Using the data below, gather each line that includes the word "Ginkgo".

_Recorded data_.
+ + + + +

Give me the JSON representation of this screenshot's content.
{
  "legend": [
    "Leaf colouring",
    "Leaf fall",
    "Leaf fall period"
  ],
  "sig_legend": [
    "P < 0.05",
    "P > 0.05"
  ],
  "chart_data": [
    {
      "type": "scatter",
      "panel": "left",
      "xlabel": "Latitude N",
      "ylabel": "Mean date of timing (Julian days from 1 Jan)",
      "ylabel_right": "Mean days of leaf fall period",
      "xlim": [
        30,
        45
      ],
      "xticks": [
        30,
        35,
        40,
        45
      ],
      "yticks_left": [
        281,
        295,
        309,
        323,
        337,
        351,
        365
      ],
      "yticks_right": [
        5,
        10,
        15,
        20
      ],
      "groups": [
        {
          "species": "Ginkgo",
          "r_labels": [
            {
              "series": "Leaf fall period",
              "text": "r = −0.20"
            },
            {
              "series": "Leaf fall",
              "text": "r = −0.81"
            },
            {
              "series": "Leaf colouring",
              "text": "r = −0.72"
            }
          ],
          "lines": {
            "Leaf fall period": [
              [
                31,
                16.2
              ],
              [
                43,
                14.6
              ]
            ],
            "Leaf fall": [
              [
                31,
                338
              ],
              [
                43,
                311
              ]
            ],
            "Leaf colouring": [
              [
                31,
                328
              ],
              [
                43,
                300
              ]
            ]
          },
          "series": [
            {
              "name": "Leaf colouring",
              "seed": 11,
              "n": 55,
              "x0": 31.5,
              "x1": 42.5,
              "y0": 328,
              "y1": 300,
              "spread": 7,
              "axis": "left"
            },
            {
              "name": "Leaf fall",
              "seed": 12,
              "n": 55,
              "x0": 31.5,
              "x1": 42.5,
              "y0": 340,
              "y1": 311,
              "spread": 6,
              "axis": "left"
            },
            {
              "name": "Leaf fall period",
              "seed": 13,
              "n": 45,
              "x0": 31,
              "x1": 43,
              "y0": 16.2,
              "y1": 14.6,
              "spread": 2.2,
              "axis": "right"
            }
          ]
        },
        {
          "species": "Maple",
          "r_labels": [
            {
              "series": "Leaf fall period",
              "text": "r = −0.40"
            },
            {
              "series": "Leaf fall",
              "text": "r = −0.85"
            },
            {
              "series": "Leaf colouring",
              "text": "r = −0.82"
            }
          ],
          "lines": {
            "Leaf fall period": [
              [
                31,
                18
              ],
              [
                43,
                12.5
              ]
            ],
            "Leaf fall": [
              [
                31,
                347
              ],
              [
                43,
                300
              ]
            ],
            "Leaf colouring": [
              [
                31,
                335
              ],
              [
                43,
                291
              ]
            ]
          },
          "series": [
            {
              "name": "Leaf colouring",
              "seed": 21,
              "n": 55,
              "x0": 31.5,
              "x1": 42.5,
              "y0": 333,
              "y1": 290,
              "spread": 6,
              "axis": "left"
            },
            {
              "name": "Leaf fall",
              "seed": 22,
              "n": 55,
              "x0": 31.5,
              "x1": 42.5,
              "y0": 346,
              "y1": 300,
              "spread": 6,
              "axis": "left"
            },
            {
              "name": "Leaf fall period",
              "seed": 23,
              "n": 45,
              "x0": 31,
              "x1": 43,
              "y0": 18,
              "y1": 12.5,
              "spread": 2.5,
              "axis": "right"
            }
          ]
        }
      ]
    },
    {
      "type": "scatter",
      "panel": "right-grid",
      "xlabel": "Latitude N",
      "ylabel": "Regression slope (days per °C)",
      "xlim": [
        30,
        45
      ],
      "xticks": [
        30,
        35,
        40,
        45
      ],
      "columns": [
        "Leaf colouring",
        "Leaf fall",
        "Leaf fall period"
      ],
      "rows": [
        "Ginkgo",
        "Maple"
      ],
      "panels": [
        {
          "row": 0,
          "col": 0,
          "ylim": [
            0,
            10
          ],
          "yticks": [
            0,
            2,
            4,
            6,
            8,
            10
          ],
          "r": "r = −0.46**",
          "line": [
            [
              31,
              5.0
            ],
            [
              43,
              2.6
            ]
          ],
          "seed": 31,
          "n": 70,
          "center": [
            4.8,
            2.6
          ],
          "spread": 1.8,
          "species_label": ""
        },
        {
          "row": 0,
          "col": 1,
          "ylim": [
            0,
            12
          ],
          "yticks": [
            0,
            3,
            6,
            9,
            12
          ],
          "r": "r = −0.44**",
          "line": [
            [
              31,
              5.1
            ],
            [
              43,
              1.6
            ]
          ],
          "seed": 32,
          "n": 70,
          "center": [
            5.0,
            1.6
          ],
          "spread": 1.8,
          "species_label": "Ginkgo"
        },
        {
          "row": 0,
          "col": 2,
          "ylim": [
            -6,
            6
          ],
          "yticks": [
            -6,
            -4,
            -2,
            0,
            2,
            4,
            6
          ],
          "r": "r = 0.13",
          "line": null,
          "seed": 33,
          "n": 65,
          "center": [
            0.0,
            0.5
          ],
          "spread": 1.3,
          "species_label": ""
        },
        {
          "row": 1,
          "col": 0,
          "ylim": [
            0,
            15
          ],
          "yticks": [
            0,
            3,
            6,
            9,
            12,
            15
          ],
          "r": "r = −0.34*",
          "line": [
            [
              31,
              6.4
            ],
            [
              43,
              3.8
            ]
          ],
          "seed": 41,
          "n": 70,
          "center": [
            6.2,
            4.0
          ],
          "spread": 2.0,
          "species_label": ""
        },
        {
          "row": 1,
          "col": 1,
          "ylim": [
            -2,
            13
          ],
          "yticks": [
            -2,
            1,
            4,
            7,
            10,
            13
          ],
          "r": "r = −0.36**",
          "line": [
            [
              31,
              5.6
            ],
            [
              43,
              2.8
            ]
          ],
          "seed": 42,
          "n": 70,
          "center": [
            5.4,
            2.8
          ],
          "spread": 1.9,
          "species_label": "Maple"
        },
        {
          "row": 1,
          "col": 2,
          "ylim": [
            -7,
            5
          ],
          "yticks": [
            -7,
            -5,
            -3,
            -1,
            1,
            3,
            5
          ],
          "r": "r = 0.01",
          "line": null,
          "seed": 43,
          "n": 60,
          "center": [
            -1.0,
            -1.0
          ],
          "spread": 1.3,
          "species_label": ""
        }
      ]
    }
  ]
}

+ + + + +

_Solution below_.
          "species": "Ginkgo",
        "Ginkgo",
          "species_label": "Ginkgo"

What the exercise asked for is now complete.